What the task asks:
Make an exact copy of the entries below.

Stored data:
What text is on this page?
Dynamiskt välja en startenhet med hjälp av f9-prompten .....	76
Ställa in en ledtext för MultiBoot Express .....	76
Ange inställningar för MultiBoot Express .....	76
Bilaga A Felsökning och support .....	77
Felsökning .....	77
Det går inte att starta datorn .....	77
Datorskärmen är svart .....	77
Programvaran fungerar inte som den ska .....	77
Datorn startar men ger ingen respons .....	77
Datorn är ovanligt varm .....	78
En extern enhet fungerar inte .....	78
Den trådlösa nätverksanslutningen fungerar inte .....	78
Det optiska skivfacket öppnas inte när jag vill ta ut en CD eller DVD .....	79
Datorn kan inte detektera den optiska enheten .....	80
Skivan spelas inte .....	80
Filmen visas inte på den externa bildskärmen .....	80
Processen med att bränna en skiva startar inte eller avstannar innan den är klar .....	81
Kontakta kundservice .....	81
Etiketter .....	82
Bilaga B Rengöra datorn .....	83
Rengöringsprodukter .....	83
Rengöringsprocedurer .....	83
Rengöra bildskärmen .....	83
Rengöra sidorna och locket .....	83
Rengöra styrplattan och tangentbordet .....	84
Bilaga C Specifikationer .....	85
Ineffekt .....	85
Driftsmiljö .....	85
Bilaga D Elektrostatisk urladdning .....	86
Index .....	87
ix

Solution below:
What text is on this page?
Dynamiskt välja en startenhet med hjälp av f9-prompten .....	76
Ställa in en ledtext för MultiBoot Express .....	76
Ange inställningar för MultiBoot Express .....	76
Bilaga A Felsökning och support .....	77
Felsökning .....	77
Det går inte att starta datorn .....	77
Datorskärmen är svart .....	77
Programvaran fungerar inte som den ska .....	77
Datorn startar men ger ingen respons .....	77
Datorn är ovanligt varm .....	78
En extern enhet fungerar inte .....	78
Den trådlösa nätverksanslutningen fungerar inte .....	78
Det optiska skivfacket öppnas inte när jag vill ta ut en CD eller DVD .....	79
Datorn kan inte detektera den optiska enheten .....	80
Skivan spelas inte .....	80
Filmen visas inte på den externa bildskärmen .....	80
Processen med att bränna en skiva startar inte eller avstannar innan den är klar .....	81
Kontakta kundservice .....	81
Etiketter .....	82
Bilaga B Rengöra datorn .....	83
Rengöringsprodukter .....	83
Rengöringsprocedurer .....	83
Rengöra bildskärmen .....	83
Rengöra sidorna och locket .....	83
Rengöra styrplattan och tangentbordet .....	84
Bilaga C Specifikationer .....	85
Ineffekt .....	85
Driftsmiljö .....	85
Bilaga D Elektrostatisk urladdning .....	86
Index .....	87
ix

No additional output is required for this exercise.